Work to complete —
Select and copy out every line in the records containing "name".

Raw records
+ + + +

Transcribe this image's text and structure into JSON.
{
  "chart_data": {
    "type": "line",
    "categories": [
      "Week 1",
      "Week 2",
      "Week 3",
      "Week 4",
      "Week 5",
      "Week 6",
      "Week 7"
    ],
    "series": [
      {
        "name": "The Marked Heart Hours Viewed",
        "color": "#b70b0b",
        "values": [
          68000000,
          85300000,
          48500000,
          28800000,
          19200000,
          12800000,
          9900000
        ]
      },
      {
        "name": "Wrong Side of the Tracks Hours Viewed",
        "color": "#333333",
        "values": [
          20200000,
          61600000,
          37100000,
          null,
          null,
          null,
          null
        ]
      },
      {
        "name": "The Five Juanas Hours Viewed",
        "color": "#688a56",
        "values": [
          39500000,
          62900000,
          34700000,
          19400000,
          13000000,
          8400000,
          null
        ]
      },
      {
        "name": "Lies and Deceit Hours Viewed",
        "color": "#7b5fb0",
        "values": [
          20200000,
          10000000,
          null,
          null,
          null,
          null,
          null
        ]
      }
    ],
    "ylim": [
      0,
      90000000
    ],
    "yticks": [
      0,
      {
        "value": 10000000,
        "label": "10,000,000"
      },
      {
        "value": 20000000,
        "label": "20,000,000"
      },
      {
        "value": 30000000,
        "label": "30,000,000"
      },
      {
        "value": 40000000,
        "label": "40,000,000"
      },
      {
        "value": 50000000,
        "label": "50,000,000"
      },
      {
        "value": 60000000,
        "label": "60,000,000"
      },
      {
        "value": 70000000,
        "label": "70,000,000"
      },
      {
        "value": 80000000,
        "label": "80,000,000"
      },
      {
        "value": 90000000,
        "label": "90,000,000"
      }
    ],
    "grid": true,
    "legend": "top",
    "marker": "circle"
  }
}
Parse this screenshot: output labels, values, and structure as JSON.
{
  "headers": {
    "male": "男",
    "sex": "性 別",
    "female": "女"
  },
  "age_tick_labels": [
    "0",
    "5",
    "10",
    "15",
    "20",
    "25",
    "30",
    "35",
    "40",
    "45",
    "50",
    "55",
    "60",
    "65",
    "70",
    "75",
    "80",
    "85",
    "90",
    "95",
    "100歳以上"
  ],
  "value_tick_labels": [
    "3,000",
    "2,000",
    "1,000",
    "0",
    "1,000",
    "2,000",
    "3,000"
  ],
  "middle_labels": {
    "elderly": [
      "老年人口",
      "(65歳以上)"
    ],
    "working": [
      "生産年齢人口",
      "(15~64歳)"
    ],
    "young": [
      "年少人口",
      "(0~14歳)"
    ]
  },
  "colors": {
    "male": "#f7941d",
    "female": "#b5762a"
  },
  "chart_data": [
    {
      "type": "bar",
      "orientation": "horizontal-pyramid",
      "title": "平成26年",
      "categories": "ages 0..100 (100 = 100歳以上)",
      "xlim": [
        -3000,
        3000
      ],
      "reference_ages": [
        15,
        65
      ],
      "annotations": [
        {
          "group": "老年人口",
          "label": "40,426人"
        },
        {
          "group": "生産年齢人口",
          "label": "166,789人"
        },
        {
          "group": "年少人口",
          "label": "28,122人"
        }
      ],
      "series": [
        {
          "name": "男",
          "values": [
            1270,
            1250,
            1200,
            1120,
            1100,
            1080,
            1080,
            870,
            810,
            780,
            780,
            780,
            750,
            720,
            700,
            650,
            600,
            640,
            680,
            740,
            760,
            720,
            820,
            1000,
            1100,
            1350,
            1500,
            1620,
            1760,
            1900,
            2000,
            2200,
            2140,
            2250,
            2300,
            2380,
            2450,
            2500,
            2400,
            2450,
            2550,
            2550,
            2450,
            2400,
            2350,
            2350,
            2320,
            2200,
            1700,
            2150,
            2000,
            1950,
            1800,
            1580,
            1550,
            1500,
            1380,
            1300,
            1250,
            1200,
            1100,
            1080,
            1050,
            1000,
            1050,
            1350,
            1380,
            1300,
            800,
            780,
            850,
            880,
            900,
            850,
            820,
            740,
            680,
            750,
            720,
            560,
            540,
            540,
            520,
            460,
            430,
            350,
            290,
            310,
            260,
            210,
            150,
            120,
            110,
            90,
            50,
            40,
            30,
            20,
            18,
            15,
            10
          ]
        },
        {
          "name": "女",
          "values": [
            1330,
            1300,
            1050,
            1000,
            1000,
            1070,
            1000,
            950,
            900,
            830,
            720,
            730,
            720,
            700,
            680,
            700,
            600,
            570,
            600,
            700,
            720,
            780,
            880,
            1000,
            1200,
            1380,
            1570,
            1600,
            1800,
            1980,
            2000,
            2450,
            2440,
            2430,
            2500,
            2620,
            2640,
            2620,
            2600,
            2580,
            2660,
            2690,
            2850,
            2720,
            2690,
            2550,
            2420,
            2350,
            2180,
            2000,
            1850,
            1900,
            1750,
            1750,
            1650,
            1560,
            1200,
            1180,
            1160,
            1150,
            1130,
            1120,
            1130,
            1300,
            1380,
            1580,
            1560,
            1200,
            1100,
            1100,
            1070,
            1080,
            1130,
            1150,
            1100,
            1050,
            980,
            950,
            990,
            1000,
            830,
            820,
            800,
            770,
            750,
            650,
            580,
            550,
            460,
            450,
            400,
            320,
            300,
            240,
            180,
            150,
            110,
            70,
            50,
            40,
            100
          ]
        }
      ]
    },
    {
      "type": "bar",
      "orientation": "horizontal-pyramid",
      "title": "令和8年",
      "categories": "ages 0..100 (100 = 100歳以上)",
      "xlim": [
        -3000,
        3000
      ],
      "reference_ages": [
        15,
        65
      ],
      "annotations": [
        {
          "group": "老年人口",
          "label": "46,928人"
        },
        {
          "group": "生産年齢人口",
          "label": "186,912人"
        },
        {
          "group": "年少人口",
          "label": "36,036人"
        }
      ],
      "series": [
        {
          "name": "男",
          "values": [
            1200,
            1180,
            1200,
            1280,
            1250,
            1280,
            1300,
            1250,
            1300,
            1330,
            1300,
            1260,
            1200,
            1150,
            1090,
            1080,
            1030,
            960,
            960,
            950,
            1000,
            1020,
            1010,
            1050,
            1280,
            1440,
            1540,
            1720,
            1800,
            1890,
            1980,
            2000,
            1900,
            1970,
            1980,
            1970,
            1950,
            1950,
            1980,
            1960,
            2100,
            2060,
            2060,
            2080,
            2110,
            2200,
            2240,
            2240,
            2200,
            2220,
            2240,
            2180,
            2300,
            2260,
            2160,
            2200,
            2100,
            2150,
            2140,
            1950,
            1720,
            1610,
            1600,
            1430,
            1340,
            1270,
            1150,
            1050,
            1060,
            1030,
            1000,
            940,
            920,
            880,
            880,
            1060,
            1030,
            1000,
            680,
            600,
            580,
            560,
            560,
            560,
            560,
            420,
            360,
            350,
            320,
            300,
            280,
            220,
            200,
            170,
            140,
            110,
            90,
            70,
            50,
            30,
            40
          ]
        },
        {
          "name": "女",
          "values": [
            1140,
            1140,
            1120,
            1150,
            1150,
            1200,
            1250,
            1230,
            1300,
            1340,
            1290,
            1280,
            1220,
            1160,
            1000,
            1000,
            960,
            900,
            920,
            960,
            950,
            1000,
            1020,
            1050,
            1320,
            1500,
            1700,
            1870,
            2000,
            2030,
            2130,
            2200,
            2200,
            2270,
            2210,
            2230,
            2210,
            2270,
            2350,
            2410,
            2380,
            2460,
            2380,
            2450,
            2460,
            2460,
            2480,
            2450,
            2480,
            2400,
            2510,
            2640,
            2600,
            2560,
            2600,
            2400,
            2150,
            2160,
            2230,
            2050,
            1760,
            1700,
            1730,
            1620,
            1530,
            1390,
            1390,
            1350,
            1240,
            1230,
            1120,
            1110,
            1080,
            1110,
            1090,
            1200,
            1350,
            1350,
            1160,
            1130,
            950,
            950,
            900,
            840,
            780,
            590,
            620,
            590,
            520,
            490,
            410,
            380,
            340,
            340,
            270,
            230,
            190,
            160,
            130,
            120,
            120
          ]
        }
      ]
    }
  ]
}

+ + + +

Written answer —
        "name": "The Marked Heart Hours Viewed",
        "name": "Wrong Side of the Tracks Hours Viewed",
        "name": "The Five Juanas Hours Viewed",
        "name": "Lies and Deceit Hours Viewed",
          "name": "男",
          "name": "女",
          "name": "男",
          "name": "女",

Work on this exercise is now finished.